# To do
Copy out all of the data exactly as it appears.

# Material provided
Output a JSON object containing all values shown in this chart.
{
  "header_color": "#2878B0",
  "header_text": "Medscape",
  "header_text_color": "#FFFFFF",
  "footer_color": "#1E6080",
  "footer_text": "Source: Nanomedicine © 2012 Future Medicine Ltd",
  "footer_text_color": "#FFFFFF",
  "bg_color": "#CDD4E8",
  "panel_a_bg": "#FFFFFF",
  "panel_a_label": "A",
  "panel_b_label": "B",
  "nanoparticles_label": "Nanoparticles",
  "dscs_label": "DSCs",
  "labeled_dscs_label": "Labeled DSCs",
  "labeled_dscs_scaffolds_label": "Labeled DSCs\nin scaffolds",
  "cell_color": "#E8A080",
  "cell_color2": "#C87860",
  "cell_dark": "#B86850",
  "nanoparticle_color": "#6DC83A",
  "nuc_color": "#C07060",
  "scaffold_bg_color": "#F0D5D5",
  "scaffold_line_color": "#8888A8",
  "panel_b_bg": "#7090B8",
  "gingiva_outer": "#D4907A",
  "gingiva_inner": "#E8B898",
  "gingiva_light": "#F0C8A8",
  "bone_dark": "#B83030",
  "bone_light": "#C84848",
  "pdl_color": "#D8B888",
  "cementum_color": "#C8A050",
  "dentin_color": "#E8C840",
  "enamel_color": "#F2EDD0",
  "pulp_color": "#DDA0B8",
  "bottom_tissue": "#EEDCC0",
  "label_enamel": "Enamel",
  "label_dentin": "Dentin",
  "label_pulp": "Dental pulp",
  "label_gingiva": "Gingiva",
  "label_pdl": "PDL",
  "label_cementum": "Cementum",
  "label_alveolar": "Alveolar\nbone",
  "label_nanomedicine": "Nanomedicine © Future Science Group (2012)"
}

# Result of this exercise
Output a JSON object containing all values shown in this chart.
{
  "header_color": "#2878B0",
  "header_text": "Medscape",
  "header_text_color": "#FFFFFF",
  "footer_color": "#1E6080",
  "footer_text": "Source: Nanomedicine © 2012 Future Medicine Ltd",
  "footer_text_color": "#FFFFFF",
  "bg_color": "#CDD4E8",
  "panel_a_bg": "#FFFFFF",
  "panel_a_label": "A",
  "panel_b_label": "B",
  "nanoparticles_label": "Nanoparticles",
  "dscs_label": "DSCs",
  "labeled_dscs_label": "Labeled DSCs",
  "labeled_dscs_scaffolds_label": "Labeled DSCs\nin scaffolds",
  "cell_color": "#E8A080",
  "cell_color2": "#C87860",
  "cell_dark": "#B86850",
  "nanoparticle_color": "#6DC83A",
  "nuc_color": "#C07060",
  "scaffold_bg_color": "#F0D5D5",
  "scaffold_line_color": "#8888A8",
  "panel_b_bg": "#7090B8",
  "gingiva_outer": "#D4907A",
  "gingiva_inner": "#E8B898",
  "gingiva_light": "#F0C8A8",
  "bone_dark": "#B83030",
  "bone_light": "#C84848",
  "pdl_color": "#D8B888",
  "cementum_color": "#C8A050",
  "dentin_color": "#E8C840",
  "enamel_color": "#F2EDD0",
  "pulp_color": "#DDA0B8",
  "bottom_tissue": "#EEDCC0",
  "label_enamel": "Enamel",
  "label_dentin": "Dentin",
  "label_pulp": "Dental pulp",
  "label_gingiva": "Gingiva",
  "label_pdl": "PDL",
  "label_cementum": "Cementum",
  "label_alveolar": "Alveolar\nbone",
  "label_nanomedicine": "Nanomedicine © Future Science Group (2012)"
}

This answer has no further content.